(Annotated region listings)
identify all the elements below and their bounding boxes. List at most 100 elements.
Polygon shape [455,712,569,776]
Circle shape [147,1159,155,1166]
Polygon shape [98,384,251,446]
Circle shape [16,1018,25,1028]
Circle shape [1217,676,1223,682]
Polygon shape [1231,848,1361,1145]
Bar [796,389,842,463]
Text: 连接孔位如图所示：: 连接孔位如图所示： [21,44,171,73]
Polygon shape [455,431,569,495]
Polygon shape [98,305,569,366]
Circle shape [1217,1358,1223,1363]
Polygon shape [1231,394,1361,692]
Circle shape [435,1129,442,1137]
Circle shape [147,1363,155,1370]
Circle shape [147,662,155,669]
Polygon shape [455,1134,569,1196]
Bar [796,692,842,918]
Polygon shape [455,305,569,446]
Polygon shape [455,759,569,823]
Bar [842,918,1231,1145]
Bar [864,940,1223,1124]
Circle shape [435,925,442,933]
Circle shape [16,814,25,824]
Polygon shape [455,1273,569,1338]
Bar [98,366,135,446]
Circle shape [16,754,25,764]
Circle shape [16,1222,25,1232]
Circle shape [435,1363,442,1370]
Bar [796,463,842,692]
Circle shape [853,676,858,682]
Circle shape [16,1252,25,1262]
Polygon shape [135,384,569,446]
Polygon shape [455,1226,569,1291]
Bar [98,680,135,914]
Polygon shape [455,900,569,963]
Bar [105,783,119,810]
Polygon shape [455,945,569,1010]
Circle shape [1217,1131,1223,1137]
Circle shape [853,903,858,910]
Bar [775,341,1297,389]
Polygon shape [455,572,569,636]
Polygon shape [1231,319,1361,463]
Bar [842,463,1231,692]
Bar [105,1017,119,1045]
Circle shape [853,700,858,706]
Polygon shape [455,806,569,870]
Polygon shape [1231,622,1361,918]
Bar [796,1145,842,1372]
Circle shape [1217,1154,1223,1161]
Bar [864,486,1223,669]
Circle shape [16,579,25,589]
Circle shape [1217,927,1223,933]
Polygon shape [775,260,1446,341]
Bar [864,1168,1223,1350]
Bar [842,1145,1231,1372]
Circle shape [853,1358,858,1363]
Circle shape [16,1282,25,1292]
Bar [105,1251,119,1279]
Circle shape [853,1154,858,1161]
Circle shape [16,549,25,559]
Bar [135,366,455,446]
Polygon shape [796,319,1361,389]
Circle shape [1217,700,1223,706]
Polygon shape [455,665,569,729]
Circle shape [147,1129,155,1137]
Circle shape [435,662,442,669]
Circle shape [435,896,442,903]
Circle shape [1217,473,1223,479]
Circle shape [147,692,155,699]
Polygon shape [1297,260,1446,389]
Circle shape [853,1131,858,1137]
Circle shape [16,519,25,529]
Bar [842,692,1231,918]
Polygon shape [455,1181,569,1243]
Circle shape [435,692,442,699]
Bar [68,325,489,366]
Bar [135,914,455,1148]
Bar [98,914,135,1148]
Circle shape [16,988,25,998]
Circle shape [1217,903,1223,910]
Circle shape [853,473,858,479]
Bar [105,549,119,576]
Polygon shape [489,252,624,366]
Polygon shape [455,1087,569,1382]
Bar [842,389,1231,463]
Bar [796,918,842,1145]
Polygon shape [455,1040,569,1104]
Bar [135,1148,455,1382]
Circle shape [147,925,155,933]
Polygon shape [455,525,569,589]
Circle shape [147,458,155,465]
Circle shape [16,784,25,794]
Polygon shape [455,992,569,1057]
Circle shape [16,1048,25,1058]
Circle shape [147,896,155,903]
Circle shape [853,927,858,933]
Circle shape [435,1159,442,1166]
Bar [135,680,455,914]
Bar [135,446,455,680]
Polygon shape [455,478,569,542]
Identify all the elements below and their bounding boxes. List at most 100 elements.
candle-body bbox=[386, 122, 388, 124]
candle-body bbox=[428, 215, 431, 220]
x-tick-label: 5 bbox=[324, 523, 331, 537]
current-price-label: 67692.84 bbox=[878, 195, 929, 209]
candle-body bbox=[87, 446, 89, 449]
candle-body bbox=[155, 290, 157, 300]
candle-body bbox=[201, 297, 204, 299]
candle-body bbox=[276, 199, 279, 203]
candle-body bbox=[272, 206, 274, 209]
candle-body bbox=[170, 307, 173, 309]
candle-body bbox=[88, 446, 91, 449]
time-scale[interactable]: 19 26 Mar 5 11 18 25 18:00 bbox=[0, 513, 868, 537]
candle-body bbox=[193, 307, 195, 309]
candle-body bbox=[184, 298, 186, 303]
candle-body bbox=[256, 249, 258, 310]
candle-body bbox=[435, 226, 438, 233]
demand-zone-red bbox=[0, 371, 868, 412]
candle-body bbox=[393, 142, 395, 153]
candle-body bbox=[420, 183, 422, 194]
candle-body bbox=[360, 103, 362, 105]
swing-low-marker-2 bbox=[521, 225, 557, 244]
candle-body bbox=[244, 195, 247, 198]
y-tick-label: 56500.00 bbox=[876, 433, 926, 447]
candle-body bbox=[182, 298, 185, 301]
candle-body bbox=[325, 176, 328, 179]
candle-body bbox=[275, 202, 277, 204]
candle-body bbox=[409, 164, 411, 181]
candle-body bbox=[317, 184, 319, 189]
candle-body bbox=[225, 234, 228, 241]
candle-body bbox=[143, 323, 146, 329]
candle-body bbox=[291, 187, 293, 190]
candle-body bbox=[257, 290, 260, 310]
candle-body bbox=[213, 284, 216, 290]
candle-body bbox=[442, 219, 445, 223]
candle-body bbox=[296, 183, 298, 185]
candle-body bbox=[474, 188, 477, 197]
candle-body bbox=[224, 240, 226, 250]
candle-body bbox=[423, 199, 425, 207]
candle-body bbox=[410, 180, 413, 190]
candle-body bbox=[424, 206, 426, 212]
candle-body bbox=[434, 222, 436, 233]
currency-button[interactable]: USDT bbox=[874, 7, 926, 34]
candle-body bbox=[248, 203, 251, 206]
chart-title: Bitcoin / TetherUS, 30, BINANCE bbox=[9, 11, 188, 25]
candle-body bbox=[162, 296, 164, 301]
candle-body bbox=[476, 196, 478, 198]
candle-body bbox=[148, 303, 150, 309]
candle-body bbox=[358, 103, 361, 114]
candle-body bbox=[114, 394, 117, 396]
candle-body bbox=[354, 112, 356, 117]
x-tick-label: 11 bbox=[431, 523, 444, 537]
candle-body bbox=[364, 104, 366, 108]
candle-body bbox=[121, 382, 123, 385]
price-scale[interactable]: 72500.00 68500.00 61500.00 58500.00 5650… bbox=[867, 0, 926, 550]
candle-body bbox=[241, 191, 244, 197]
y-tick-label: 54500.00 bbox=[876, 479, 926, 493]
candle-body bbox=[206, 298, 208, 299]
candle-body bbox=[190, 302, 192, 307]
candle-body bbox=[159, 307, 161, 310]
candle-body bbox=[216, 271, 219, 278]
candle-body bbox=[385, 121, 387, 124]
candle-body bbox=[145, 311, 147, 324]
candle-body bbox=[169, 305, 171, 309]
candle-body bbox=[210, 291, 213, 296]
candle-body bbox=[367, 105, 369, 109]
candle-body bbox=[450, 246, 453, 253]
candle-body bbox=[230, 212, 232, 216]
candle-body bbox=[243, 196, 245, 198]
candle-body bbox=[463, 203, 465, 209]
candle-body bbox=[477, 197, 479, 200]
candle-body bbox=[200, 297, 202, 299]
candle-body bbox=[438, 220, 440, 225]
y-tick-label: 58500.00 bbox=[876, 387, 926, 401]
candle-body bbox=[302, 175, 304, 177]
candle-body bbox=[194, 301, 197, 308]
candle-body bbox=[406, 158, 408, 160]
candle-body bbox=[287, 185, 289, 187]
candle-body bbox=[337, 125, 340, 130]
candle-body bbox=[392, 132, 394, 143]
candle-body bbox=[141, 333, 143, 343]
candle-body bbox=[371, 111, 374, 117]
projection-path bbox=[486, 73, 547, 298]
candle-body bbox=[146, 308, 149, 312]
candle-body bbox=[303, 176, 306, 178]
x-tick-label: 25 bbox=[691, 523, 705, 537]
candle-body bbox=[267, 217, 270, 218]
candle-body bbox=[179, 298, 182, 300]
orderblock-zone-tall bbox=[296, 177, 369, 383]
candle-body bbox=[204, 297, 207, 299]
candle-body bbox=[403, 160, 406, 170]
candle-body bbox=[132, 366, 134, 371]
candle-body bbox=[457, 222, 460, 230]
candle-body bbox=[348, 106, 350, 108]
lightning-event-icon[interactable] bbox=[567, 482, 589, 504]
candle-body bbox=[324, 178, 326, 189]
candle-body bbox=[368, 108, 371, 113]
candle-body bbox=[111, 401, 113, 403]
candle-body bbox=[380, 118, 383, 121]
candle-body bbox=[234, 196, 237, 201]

→ **What is required**
Update the rows from the first one through the row containing "Polygon shape [455,1273,569,1338]", replacing "Circle shape" with "Round marker" and keeping everything else the same.

→ **Response to the exercise**
identify all the elements below and their bounding boxes. List at most 100 elements.
Polygon shape [455,712,569,776]
Round marker [147,1159,155,1166]
Polygon shape [98,384,251,446]
Round marker [16,1018,25,1028]
Round marker [1217,676,1223,682]
Polygon shape [1231,848,1361,1145]
Bar [796,389,842,463]
Text: 连接孔位如图所示：: 连接孔位如图所示： [21,44,171,73]
Polygon shape [455,431,569,495]
Polygon shape [98,305,569,366]
Round marker [1217,1358,1223,1363]
Polygon shape [1231,394,1361,692]
Round marker [435,1129,442,1137]
Round marker [147,1363,155,1370]
Round marker [147,662,155,669]
Polygon shape [455,1134,569,1196]
Bar [796,692,842,918]
Polygon shape [455,305,569,446]
Polygon shape [455,759,569,823]
Bar [842,918,1231,1145]
Bar [864,940,1223,1124]
Round marker [435,925,442,933]
Round marker [16,814,25,824]
Polygon shape [455,1273,569,1338]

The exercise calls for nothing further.